*What is needed:* Reproduce all the lines below exactly and omit the images.

*Input material:*
## begin

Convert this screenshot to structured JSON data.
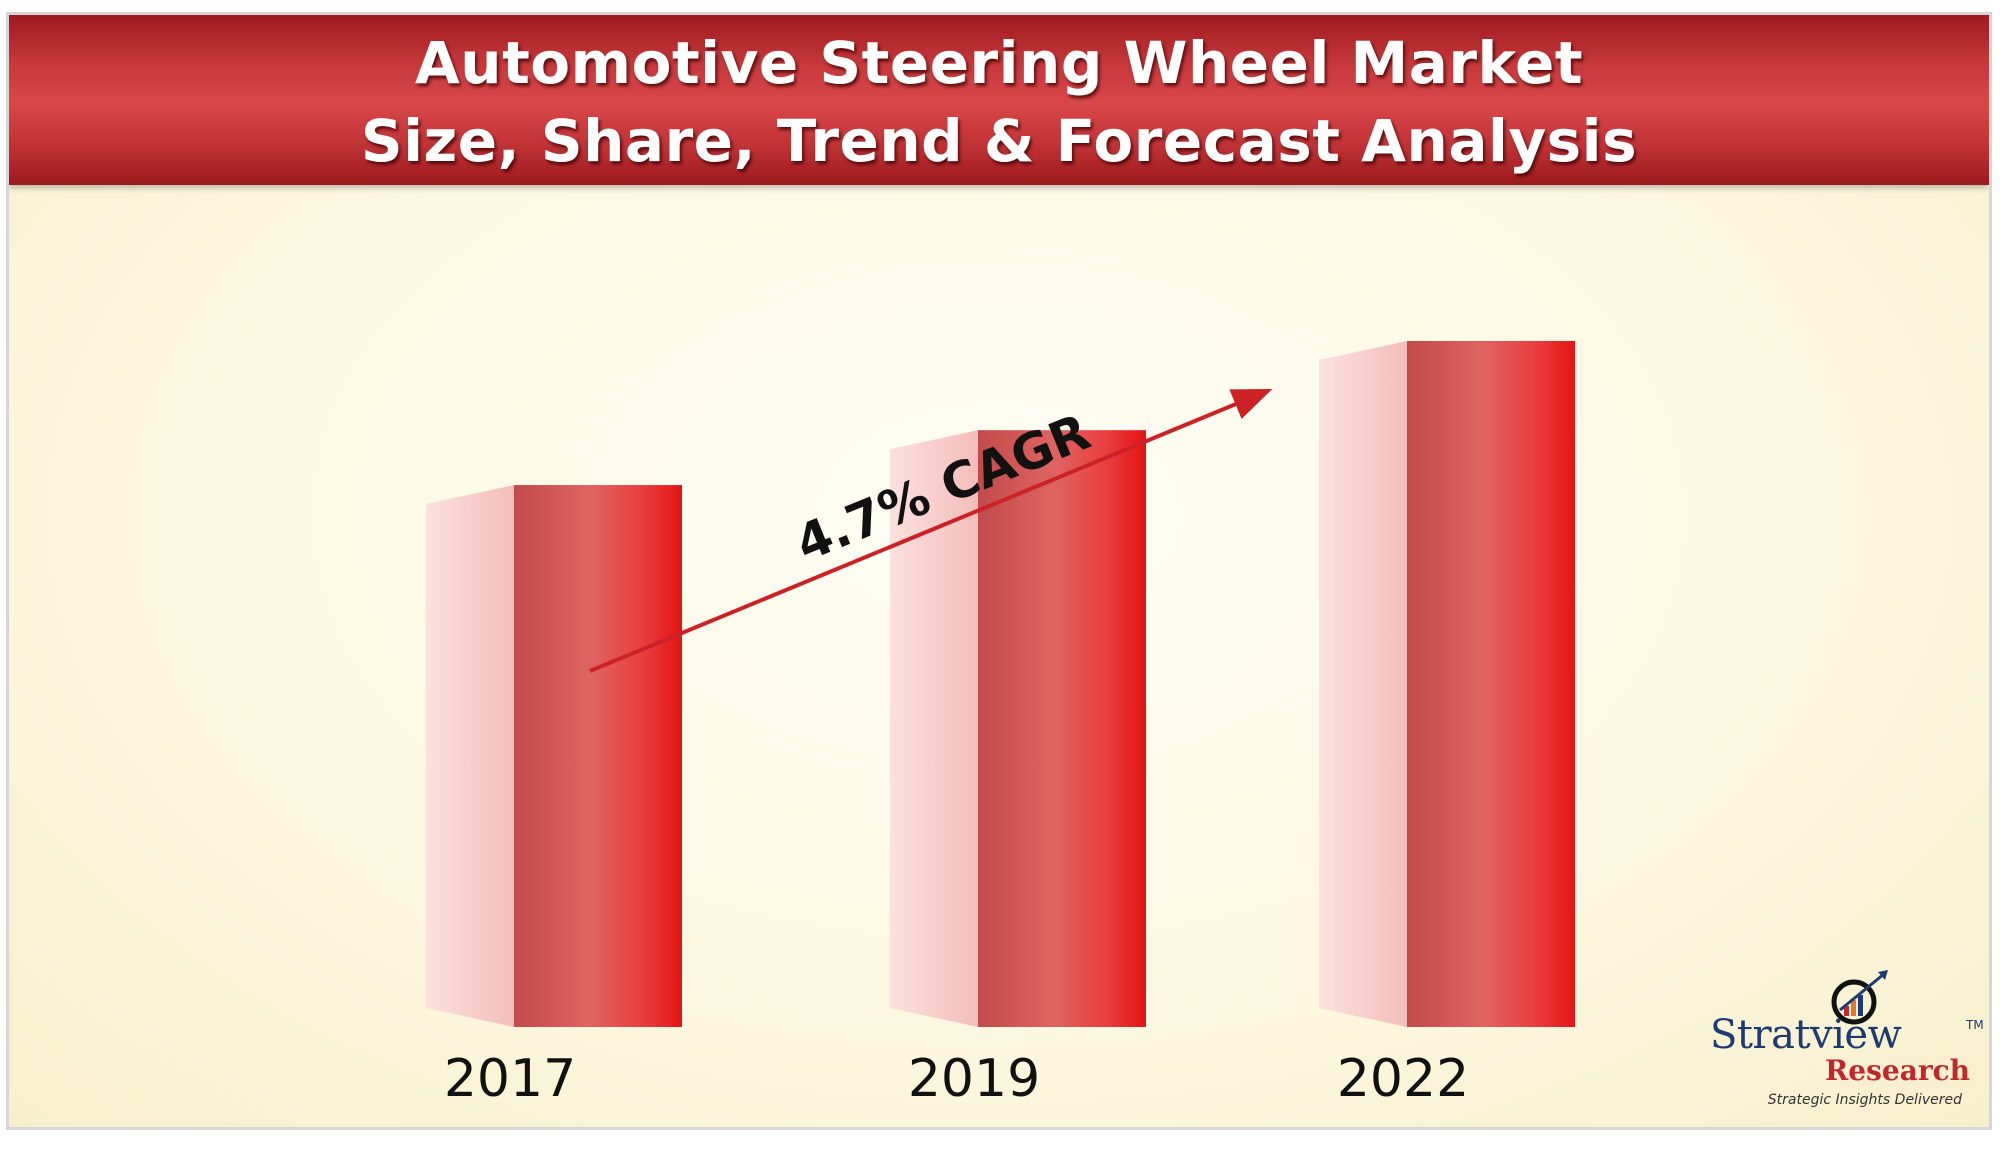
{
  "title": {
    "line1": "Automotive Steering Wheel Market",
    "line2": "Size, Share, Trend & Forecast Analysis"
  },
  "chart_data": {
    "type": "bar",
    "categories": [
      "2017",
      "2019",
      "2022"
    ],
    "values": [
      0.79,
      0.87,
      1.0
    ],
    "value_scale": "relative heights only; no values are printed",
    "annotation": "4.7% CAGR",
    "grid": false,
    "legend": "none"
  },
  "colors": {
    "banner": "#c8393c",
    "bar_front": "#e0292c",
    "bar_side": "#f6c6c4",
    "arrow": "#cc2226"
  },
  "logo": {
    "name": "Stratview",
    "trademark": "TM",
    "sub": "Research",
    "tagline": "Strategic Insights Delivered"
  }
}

## end

*Response to this exercise:*
Convert this screenshot to structured JSON data.
{
  "title": {
    "line1": "Automotive Steering Wheel Market",
    "line2": "Size, Share, Trend & Forecast Analysis"
  },
  "chart_data": {
    "type": "bar",
    "categories": [
      "2017",
      "2019",
      "2022"
    ],
    "values": [
      0.79,
      0.87,
      1.0
    ],
    "value_scale": "relative heights only; no values are printed",
    "annotation": "4.7% CAGR",
    "grid": false,
    "legend": "none"
  },
  "colors": {
    "banner": "#c8393c",
    "bar_front": "#e0292c",
    "bar_side": "#f6c6c4",
    "arrow": "#cc2226"
  },
  "logo": {
    "name": "Stratview",
    "trademark": "TM",
    "sub": "Research",
    "tagline": "Strategic Insights Delivered"
  }
}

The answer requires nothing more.